MATERIAL TO PROCESS ->
— start —

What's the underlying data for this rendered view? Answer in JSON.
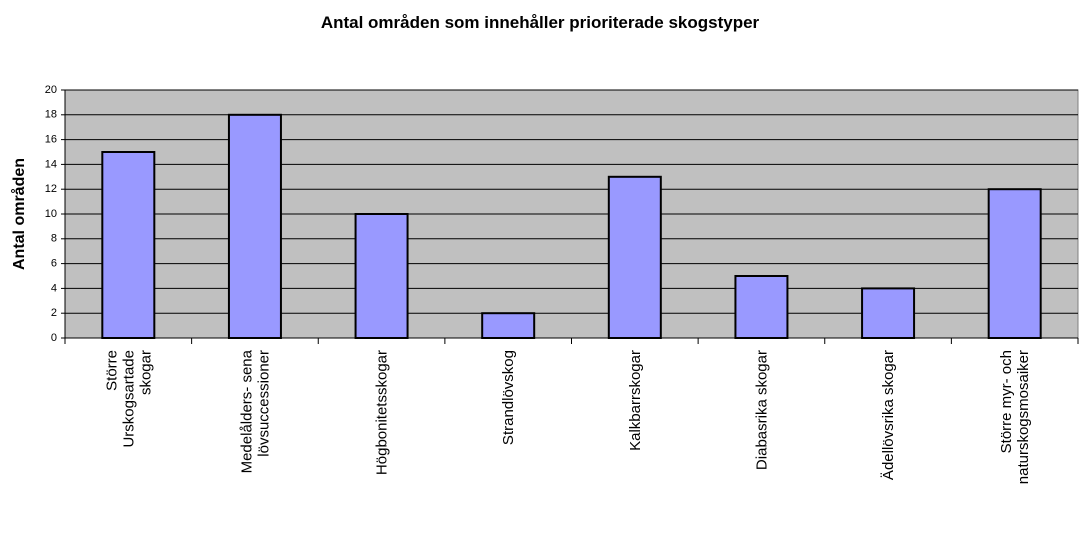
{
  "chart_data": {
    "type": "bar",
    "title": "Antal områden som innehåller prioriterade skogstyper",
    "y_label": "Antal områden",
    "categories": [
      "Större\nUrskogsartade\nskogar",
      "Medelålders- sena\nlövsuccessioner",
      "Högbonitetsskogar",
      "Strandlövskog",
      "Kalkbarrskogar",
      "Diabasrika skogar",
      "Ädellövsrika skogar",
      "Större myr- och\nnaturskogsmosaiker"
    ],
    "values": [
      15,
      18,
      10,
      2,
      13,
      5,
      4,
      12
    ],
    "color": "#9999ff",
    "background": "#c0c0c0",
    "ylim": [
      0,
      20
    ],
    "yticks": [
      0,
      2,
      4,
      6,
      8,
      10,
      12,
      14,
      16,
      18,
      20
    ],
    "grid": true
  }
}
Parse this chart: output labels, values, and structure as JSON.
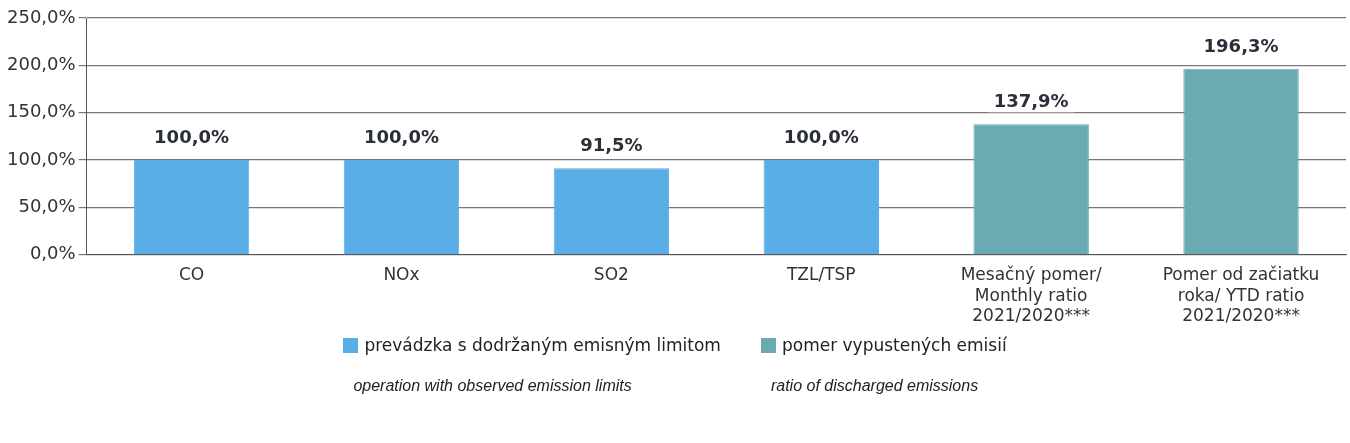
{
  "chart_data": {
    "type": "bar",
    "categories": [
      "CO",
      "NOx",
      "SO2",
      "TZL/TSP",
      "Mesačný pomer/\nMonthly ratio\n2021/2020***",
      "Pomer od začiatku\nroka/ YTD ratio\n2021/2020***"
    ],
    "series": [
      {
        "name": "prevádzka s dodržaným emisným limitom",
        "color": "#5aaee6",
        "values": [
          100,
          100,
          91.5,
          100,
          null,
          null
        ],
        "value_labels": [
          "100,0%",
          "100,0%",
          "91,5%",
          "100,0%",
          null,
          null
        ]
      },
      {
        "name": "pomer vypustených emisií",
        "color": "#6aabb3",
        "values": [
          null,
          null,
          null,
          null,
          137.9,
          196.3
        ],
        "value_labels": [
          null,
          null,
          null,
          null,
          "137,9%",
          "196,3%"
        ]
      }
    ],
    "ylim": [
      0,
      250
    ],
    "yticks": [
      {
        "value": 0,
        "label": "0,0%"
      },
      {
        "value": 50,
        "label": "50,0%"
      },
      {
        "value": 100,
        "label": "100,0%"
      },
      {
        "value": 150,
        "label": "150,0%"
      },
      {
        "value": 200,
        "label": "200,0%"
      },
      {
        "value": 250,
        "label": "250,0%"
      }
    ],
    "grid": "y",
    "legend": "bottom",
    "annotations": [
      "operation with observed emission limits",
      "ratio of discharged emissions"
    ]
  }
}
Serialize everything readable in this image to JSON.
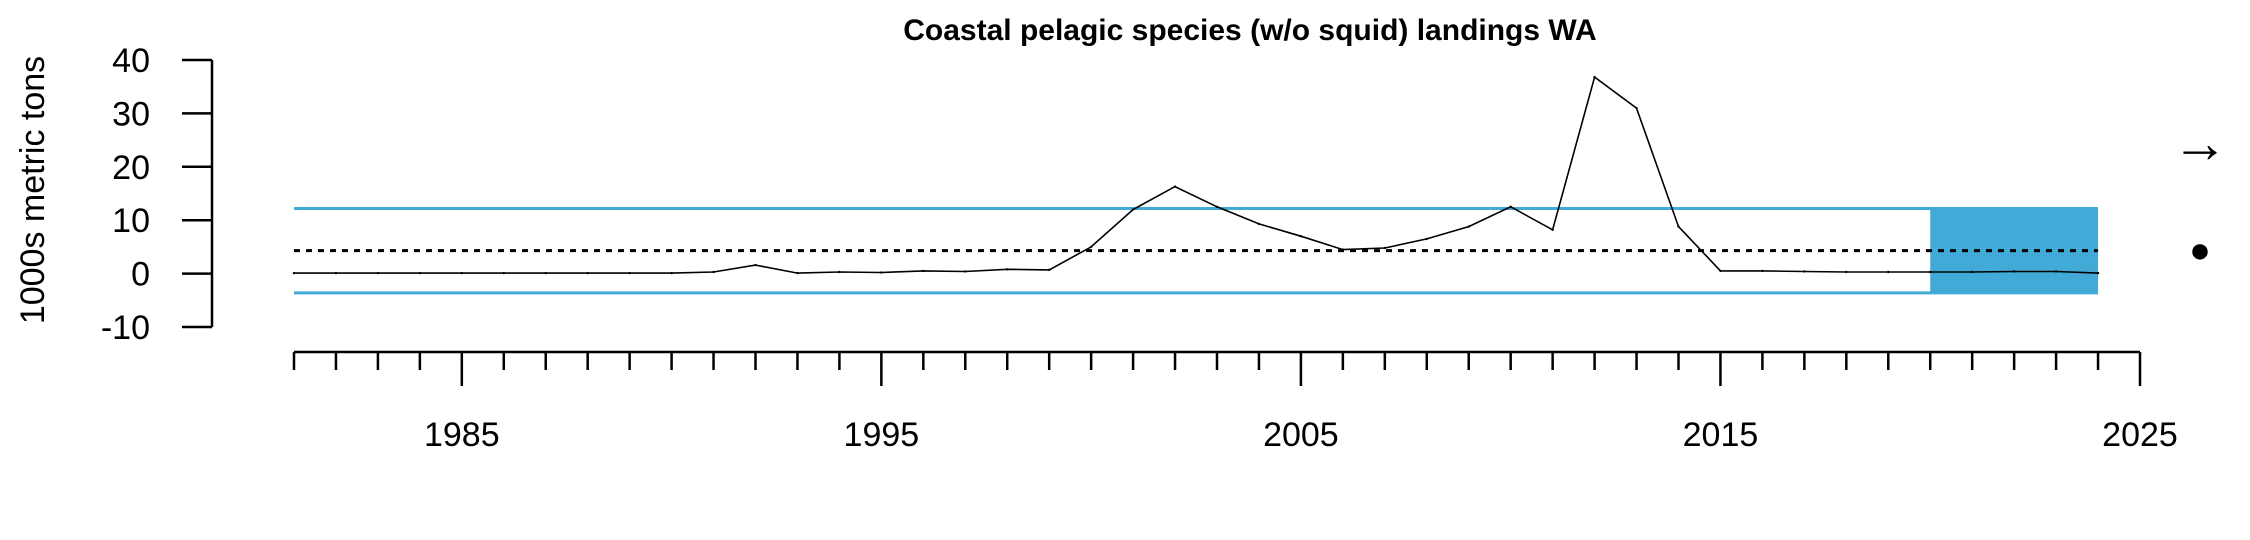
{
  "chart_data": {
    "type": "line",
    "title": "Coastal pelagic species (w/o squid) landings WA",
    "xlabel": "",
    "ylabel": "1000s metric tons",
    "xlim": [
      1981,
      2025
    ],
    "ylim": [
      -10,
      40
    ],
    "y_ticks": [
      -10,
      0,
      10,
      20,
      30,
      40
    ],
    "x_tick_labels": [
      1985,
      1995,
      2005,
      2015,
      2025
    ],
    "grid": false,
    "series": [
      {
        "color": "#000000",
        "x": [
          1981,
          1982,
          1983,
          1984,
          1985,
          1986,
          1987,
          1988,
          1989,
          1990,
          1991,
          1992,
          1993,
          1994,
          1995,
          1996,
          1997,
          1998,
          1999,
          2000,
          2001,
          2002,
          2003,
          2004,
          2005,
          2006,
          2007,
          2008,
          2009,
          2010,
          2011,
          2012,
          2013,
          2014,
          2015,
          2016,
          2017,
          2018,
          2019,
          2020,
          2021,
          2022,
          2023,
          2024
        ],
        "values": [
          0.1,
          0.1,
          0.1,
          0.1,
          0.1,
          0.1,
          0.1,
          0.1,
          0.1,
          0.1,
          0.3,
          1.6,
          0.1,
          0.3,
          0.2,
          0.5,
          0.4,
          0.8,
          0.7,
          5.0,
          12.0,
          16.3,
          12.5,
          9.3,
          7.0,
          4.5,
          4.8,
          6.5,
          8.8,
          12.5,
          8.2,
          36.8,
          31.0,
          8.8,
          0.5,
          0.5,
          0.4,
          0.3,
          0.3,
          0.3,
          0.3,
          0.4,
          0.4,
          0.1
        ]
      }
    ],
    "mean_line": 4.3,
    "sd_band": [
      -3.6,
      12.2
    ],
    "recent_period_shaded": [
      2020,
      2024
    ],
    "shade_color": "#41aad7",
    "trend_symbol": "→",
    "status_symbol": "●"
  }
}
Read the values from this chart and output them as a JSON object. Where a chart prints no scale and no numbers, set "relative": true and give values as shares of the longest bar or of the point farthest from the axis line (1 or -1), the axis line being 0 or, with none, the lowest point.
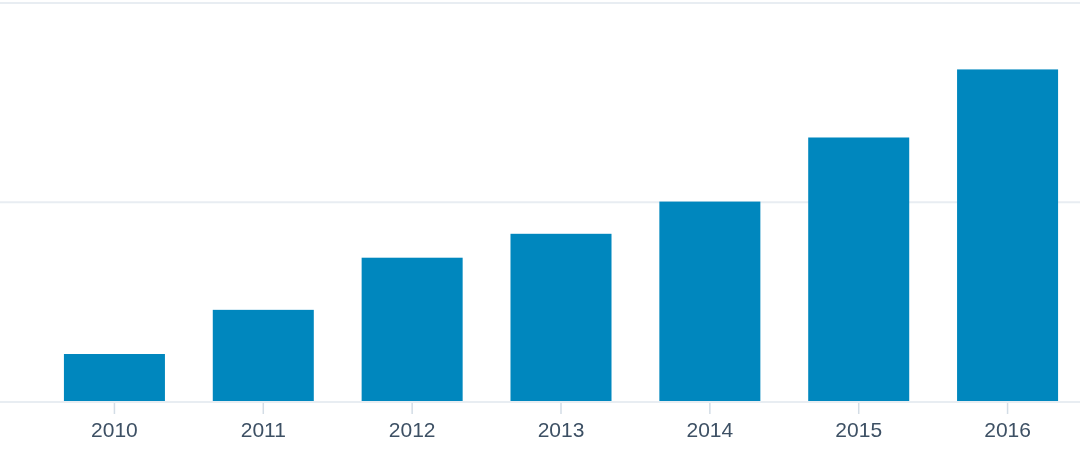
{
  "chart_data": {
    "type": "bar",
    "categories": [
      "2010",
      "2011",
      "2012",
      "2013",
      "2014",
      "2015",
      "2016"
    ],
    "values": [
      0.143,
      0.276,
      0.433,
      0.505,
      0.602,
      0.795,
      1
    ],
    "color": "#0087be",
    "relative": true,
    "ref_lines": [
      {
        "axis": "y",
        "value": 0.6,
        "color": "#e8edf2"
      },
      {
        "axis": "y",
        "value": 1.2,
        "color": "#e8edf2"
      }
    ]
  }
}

— end —

AIM ->
Reproduce all the records verbatim, excluding images.

EXERCISE RESULT ->
What's the underlying data for this rendered view? Answer in JSON.
{
  "chart_data": {
    "type": "bar",
    "title": "Antal områden som innehåller prioriterade skogstyper",
    "y_label": "Antal områden",
    "categories": [
      "Större\nUrskogsartade\nskogar",
      "Medelålders- sena\nlövsuccessioner",
      "Högbonitetsskogar",
      "Strandlövskog",
      "Kalkbarrskogar",
      "Diabasrika skogar",
      "Ädellövsrika skogar",
      "Större myr- och\nnaturskogsmosaiker"
    ],
    "values": [
      15,
      18,
      10,
      2,
      13,
      5,
      4,
      12
    ],
    "color": "#9999ff",
    "background": "#c0c0c0",
    "ylim": [
      0,
      20
    ],
    "yticks": [
      0,
      2,
      4,
      6,
      8,
      10,
      12,
      14,
      16,
      18,
      20
    ],
    "grid": true
  }
}
Parse this chart: output labels, values, and structure as JSON.
{
  "chart_data": {
    "type": "bar",
    "categories": [
      "CO",
      "NOx",
      "SO2",
      "TZL/TSP",
      "Mesačný pomer/\nMonthly ratio\n2021/2020***",
      "Pomer od začiatku\nroka/ YTD ratio\n2021/2020***"
    ],
    "series": [
      {
        "name": "prevádzka s dodržaným emisným limitom",
        "color": "#5aaee6",
        "values": [
          100,
          100,
          91.5,
          100,
          null,
          null
        ],
        "value_labels": [
          "100,0%",
          "100,0%",
          "91,5%",
          "100,0%",
          null,
          null
        ]
      },
      {
        "name": "pomer vypustených emisií",
        "color": "#6aabb3",
        "values": [
          null,
          null,
          null,
          null,
          137.9,
          196.3
        ],
        "value_labels": [
          null,
          null,
          null,
          null,
          "137,9%",
          "196,3%"
        ]
      }
    ],
    "ylim": [
      0,
      250
    ],
    "yticks": [
      {
        "value": 0,
        "label": "0,0%"
      },
      {
        "value": 50,
        "label": "50,0%"
      },
      {
        "value": 100,
        "label": "100,0%"
      },
      {
        "value": 150,
        "label": "150,0%"
      },
      {
        "value": 200,
        "label": "200,0%"
      },
      {
        "value": 250,
        "label": "250,0%"
      }
    ],
    "grid": "y",
    "legend": "bottom",
    "annotations": [
      "operation with observed emission limits",
      "ratio of discharged emissions"
    ]
  }
}
Serialize everything readable in this image to JSON.
{
  "chart_data": {
    "type": "line",
    "title": "Coastal pelagic species (w/o squid) landings WA",
    "xlabel": "",
    "ylabel": "1000s metric tons",
    "xlim": [
      1981,
      2025
    ],
    "ylim": [
      -10,
      40
    ],
    "y_ticks": [
      -10,
      0,
      10,
      20,
      30,
      40
    ],
    "x_tick_labels": [
      1985,
      1995,
      2005,
      2015,
      2025
    ],
    "grid": false,
    "series": [
      {
        "color": "#000000",
        "x": [
          1981,
          1982,
          1983,
          1984,
          1985,
          1986,
          1987,
          1988,
          1989,
          1990,
          1991,
          1992,
          1993,
          1994,
          1995,
          1996,
          1997,
          1998,
          1999,
          2000,
          2001,
          2002,
          2003,
          2004,
          2005,
          2006,
          2007,
          2008,
          2009,
          2010,
          2011,
          2012,
          2013,
          2014,
          2015,
          2016,
          2017,
          2018,
          2019,
          2020,
          2021,
          2022,
          2023,
          2024
        ],
        "values": [
          0.1,
          0.1,
          0.1,
          0.1,
          0.1,
          0.1,
          0.1,
          0.1,
          0.1,
          0.1,
          0.3,
          1.6,
          0.1,
          0.3,
          0.2,
          0.5,
          0.4,
          0.8,
          0.7,
          5.0,
          12.0,
          16.3,
          12.5,
          9.3,
          7.0,
          4.5,
          4.8,
          6.5,
          8.8,
          12.5,
          8.2,
          36.8,
          31.0,
          8.8,
          0.5,
          0.5,
          0.4,
          0.3,
          0.3,
          0.3,
          0.3,
          0.4,
          0.4,
          0.1
        ]
      }
    ],
    "mean_line": 4.3,
    "sd_band": [
      -3.6,
      12.2
    ],
    "recent_period_shaded": [
      2020,
      2024
    ],
    "shade_color": "#41aad7",
    "trend_symbol": "→",
    "status_symbol": "●"
  }
}
Read the values from this chart and output them as a JSON object. Where a chart prints no scale and no numbers, set "relative": true and give values as shares of the longest bar or of the point farthest from the axis line (1 or -1), the axis line being 0 or, with none, the lowest point.
{
  "chart_data": {
    "type": "bar",
    "categories": [
      "2010",
      "2011",
      "2012",
      "2013",
      "2014",
      "2015",
      "2016"
    ],
    "values": [
      0.143,
      0.276,
      0.433,
      0.505,
      0.602,
      0.795,
      1
    ],
    "color": "#0087be",
    "relative": true,
    "ref_lines": [
      {
        "axis": "y",
        "value": 0.6,
        "color": "#e8edf2"
      },
      {
        "axis": "y",
        "value": 1.2,
        "color": "#e8edf2"
      }
    ]
  }
}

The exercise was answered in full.